=== EXERCISE OBJECTIVE ===
Identify each line below that contains the word "卒获有所闻", and copy it out.

=== DATA EXTRACT ===
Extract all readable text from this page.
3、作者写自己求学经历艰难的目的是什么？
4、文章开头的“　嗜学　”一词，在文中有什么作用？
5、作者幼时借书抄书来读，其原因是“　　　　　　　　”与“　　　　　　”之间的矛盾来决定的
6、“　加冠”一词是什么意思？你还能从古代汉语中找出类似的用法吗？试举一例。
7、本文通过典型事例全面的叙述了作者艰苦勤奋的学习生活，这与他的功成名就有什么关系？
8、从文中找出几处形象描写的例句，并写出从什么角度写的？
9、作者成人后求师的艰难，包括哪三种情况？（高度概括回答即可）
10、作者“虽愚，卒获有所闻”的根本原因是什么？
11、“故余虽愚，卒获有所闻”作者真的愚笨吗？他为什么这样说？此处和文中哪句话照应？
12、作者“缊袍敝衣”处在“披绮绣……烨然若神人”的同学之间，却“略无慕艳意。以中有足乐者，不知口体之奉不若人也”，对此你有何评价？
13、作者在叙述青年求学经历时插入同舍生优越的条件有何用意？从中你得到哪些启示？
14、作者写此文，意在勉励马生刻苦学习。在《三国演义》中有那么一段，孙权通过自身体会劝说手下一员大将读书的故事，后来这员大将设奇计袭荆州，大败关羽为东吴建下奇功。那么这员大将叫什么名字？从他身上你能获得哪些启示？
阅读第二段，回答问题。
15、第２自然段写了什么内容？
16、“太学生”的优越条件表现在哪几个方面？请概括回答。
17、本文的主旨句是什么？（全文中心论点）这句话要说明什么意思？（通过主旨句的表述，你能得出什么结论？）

==

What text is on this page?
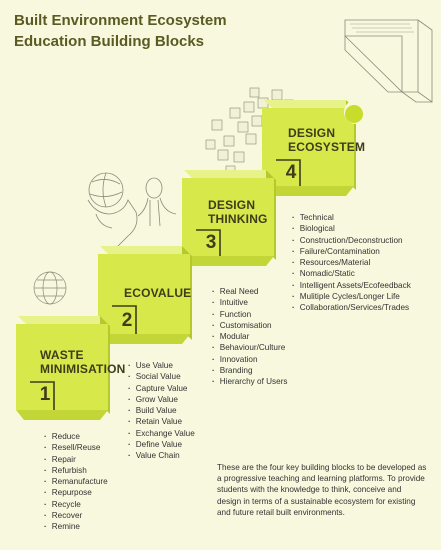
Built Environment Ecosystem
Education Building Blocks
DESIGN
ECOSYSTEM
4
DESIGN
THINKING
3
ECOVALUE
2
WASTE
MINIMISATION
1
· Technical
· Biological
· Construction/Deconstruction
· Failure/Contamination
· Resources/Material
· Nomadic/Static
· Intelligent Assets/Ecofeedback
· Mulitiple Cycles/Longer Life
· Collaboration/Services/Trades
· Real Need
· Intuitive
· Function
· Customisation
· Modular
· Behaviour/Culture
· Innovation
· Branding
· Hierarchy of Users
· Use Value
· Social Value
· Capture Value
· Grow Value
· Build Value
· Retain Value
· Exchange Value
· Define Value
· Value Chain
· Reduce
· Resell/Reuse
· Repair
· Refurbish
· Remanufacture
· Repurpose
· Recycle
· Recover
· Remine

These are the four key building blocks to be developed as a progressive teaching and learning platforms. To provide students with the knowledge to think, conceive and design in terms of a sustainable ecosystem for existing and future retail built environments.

=== SOLVED EXERCISE ===
10、作者“虽愚，卒获有所闻”的根本原因是什么？
11、“故余虽愚，卒获有所闻”作者真的愚笨吗？他为什么这样说？此处和文中哪句话照应？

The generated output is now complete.